***** Task data *****
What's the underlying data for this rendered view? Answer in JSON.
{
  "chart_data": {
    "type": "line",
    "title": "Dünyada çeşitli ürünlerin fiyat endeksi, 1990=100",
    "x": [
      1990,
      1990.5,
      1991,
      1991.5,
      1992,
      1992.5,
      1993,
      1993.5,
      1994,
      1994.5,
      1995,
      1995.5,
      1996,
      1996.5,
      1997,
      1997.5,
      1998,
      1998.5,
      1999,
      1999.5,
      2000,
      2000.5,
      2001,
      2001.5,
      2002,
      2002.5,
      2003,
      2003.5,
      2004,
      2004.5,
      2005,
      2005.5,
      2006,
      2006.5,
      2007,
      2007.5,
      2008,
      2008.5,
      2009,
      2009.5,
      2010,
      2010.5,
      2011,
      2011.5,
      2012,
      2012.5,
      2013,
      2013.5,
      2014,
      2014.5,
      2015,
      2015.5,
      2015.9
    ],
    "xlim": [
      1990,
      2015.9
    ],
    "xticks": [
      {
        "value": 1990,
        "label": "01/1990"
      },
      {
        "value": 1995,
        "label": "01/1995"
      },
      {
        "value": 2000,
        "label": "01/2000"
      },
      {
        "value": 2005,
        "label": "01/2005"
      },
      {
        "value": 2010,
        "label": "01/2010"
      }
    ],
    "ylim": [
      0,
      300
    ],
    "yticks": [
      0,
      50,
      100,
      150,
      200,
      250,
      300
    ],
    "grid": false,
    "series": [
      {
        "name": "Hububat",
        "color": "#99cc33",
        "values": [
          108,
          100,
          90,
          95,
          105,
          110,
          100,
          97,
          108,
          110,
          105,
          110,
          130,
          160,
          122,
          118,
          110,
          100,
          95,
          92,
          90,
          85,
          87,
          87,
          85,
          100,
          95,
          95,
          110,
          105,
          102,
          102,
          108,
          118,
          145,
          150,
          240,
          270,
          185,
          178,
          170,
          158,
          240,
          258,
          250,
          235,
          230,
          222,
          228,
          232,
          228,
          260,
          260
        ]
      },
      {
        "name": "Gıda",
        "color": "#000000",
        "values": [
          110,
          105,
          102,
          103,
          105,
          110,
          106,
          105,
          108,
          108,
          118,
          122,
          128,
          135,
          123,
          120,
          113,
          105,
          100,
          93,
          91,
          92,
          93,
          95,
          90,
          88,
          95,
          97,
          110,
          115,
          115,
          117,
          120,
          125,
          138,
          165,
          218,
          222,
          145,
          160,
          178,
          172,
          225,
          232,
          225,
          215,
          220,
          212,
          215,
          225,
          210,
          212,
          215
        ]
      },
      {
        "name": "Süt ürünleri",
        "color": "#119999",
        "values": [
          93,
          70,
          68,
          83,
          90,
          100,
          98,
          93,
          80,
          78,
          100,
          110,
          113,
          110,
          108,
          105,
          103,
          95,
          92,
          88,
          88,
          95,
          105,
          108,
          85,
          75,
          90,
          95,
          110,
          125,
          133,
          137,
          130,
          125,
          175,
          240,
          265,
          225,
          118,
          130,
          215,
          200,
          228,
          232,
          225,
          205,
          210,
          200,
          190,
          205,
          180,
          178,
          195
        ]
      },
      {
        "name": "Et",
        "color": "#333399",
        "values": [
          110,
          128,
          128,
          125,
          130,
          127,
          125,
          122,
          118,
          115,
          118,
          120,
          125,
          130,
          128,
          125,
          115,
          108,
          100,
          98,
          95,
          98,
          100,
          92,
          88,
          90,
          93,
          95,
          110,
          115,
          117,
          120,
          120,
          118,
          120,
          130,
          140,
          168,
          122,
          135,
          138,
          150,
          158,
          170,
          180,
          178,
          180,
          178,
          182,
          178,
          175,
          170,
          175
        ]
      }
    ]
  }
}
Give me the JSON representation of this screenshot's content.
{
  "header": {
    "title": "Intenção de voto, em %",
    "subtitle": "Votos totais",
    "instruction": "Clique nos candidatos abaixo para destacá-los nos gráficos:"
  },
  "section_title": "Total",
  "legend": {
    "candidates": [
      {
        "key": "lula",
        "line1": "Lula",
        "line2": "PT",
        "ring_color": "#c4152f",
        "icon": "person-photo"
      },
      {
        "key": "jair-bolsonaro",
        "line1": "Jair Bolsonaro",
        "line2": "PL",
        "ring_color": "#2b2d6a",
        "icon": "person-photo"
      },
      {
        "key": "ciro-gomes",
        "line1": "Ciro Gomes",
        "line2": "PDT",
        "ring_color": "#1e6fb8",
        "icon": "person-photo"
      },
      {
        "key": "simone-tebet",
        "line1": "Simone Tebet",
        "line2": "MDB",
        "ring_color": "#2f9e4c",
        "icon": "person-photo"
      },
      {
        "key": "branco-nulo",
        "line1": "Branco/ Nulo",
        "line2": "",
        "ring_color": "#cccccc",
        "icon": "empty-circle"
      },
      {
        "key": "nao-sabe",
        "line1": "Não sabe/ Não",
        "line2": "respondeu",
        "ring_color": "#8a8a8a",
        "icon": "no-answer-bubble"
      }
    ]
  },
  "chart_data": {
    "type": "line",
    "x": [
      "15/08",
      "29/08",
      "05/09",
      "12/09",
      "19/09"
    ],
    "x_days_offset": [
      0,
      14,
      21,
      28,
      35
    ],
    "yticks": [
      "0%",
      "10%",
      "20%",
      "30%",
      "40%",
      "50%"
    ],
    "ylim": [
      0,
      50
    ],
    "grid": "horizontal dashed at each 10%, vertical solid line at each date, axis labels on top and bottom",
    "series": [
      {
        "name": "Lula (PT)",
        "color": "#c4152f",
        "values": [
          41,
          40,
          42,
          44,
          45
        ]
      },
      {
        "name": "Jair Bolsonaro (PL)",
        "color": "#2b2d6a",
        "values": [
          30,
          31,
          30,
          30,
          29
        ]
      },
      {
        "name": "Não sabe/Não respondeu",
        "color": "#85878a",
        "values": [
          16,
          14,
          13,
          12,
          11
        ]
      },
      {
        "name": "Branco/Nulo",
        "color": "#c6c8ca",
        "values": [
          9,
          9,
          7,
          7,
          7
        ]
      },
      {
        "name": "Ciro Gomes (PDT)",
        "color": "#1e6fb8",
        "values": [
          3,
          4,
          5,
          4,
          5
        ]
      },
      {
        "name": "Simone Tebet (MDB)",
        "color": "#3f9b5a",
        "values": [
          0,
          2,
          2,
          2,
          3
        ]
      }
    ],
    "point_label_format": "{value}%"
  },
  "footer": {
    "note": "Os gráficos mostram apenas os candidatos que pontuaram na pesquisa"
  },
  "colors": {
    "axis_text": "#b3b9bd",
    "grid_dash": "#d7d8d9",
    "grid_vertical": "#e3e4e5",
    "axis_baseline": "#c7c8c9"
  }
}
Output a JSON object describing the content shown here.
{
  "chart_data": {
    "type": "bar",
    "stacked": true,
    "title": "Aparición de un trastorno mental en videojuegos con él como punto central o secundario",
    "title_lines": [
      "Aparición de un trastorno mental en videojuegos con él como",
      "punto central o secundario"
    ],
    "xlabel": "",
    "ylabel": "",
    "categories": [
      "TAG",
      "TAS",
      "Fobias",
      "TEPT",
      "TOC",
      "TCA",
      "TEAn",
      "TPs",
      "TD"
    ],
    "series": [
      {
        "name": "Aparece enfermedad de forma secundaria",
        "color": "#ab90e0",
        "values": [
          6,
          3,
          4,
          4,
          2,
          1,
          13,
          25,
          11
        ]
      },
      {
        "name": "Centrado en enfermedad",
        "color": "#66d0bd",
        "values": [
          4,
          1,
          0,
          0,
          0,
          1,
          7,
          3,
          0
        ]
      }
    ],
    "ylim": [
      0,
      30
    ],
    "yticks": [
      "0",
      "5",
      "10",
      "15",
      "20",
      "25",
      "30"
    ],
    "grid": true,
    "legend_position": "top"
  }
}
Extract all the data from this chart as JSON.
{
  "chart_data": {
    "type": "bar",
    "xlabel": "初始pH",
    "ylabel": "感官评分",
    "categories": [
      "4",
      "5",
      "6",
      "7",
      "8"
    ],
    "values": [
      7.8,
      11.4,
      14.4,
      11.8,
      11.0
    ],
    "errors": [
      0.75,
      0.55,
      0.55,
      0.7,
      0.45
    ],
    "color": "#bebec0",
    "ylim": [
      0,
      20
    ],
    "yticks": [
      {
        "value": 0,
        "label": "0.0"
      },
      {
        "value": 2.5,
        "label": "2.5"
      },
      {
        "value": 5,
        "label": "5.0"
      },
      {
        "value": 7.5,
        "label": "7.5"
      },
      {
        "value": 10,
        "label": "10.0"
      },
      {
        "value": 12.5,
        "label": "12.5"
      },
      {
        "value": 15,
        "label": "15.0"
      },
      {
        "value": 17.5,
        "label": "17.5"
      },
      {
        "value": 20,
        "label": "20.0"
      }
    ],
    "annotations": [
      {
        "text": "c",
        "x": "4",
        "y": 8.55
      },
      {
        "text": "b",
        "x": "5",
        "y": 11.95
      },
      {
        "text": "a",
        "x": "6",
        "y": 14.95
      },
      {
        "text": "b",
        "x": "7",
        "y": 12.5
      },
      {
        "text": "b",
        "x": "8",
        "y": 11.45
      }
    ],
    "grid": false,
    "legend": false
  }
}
*****
=== Aim of the exercise ===
Identify how many lines in the entries above contain the word "content" and provide only that figure.

=== Task output ===
2